» **Exercice court 1**
Mettez à jour les enregistrements depuis leur début jusqu'à la ligne contenant « 单元: LSTM 单元 xyxy=(338,339,360,359) » incluse, en remplaçant « Circle shape » par « Forme circulaire » sans rien modifier d'autre.

» **Extrait**
Ma lecture aurait été tout autre il y a 5 ans je pense. En tant qu'éducateur, je ne peux que saluer la plupart des idées évoquées par l'auteur et encore plus à l'époque où elles ont été énoncées, soit les années 60 pour l'édition originale. Éloge de la liberté pour l'éducation des enfants tant qu'elle ne les mets pas en danger ou ne vient pas heurter trop fort celle des autres, condamnation des châtiments corporels, condamnation de la morale religieuse... et la plupart du temps de la morale tout court qui ne cherche qu'à culpabiliser les enfants, remise en cause de l'enseignement classique qui privilégie l'histoire, les mathématiques ou les langues vivantes plutôt que les matières pratiques qui permettent d'aider à la vie concrète... Tout cela semble tomber sous le coup de la logique quand on réfléchit à tous ces enfants qui sont mis à l'écart du système scolaire traditionnel, qui sont considérés comme des délinquants en puissance en fonction de quelques mots peu châtiés... et qui s'empressent du coup de donner raison aux étiquettes qu'on leur colle. L'amour inconditionnel comme remède principal pour ces écorchés vifs peut sonner baba cool soixante-huitard mais me semble pourtant être tellement utile dans sa bienveillance si simple mais j'en suis sûr si efficace.

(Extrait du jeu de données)

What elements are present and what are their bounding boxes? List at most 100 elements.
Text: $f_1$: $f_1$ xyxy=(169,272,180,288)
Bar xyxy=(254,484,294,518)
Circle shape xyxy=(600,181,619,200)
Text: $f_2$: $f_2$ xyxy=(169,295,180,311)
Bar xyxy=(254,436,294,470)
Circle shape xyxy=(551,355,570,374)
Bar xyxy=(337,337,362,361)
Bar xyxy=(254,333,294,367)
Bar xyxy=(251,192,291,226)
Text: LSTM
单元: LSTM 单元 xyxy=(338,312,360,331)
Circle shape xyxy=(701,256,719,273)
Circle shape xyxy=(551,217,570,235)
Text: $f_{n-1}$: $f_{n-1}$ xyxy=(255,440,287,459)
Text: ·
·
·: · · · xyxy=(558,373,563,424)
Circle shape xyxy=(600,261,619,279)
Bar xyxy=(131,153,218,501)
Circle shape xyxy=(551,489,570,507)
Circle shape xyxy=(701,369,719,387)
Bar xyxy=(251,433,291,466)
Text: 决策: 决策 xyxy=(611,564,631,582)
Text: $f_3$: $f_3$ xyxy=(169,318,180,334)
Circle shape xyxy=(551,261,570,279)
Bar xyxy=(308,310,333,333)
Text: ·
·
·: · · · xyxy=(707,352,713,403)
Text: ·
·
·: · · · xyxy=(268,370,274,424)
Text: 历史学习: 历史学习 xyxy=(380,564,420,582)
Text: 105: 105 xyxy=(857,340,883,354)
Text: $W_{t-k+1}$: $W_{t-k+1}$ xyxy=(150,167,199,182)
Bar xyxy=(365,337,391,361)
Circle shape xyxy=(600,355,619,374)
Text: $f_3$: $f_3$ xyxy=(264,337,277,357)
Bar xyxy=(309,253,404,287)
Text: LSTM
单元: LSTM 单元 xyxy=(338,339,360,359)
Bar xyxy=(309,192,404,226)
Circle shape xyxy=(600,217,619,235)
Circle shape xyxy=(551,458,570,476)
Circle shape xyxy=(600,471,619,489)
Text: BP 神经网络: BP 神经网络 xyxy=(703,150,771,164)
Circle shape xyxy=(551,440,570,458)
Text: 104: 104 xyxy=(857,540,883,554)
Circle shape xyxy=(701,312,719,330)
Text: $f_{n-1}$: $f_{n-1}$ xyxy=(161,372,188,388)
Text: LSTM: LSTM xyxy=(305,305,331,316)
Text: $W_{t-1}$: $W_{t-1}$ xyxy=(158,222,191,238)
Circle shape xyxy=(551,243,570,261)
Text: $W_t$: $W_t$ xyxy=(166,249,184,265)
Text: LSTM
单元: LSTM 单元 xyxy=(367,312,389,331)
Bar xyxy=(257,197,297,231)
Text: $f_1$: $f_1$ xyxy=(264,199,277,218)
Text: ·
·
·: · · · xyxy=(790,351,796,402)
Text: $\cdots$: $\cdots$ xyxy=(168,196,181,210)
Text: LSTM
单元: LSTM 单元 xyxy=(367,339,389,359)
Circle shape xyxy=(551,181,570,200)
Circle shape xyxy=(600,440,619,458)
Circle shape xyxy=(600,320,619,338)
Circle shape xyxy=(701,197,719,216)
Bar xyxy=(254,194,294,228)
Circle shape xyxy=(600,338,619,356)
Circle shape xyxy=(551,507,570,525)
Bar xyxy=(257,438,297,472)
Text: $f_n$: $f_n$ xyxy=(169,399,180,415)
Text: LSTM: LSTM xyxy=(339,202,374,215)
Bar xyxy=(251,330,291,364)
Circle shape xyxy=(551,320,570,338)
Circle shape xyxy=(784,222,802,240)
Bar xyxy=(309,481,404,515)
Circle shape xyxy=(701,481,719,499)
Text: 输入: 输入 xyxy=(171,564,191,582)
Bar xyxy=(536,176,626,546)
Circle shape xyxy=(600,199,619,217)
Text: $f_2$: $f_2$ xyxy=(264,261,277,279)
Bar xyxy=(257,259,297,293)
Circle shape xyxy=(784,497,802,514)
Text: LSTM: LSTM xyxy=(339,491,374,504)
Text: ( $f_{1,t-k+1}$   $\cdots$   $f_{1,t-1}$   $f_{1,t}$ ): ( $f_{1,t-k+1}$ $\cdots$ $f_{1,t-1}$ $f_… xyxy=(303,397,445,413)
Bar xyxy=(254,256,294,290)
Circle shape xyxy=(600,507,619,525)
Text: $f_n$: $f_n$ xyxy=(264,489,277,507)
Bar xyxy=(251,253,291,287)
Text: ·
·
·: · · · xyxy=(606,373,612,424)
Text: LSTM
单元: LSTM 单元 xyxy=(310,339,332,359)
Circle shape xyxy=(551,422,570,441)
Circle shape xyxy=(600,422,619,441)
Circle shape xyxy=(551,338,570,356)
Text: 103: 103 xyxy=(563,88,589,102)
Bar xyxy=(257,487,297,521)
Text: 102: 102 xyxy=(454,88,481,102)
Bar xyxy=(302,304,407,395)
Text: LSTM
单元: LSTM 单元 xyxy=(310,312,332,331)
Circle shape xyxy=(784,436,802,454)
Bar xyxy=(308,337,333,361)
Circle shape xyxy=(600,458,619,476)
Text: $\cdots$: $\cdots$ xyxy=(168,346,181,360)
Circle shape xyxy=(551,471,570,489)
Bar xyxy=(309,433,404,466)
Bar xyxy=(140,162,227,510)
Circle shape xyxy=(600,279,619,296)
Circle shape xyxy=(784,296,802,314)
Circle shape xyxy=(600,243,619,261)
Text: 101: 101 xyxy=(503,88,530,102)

» **Exercice court 2**
D'après l'extrait, à quelle décennie remonte l'édition originale de l'ouvrage ?

» **Réponse complète 1**
What elements are present and what are their bounding boxes? List at most 100 elements.
Text: $f_1$: $f_1$ xyxy=(169,272,180,288)
Bar xyxy=(254,484,294,518)
Forme circulaire xyxy=(600,181,619,200)
Text: $f_2$: $f_2$ xyxy=(169,295,180,311)
Bar xyxy=(254,436,294,470)
Forme circulaire xyxy=(551,355,570,374)
Bar xyxy=(337,337,362,361)
Bar xyxy=(254,333,294,367)
Bar xyxy=(251,192,291,226)
Text: LSTM
单元: LSTM 单元 xyxy=(338,312,360,331)
Forme circulaire xyxy=(701,256,719,273)
Forme circulaire xyxy=(551,217,570,235)
Text: $f_{n-1}$: $f_{n-1}$ xyxy=(255,440,287,459)
Text: ·
·
·: · · · xyxy=(558,373,563,424)
Forme circulaire xyxy=(600,261,619,279)
Bar xyxy=(131,153,218,501)
Forme circulaire xyxy=(551,489,570,507)
Forme circulaire xyxy=(701,369,719,387)
Bar xyxy=(251,433,291,466)
Text: 决策: 决策 xyxy=(611,564,631,582)
Text: $f_3$: $f_3$ xyxy=(169,318,180,334)
Forme circulaire xyxy=(551,261,570,279)
Bar xyxy=(308,310,333,333)
Text: ·
·
·: · · · xyxy=(707,352,713,403)
Text: ·
·
·: · · · xyxy=(268,370,274,424)
Text: 历史学习: 历史学习 xyxy=(380,564,420,582)
Text: 105: 105 xyxy=(857,340,883,354)
Text: $W_{t-k+1}$: $W_{t-k+1}$ xyxy=(150,167,199,182)
Bar xyxy=(365,337,391,361)
Forme circulaire xyxy=(600,355,619,374)
Text: $f_3$: $f_3$ xyxy=(264,337,277,357)
Bar xyxy=(309,253,404,287)
Text: LSTM
单元: LSTM 单元 xyxy=(338,339,360,359)

» **Réponse complète 2**
Aux années 60.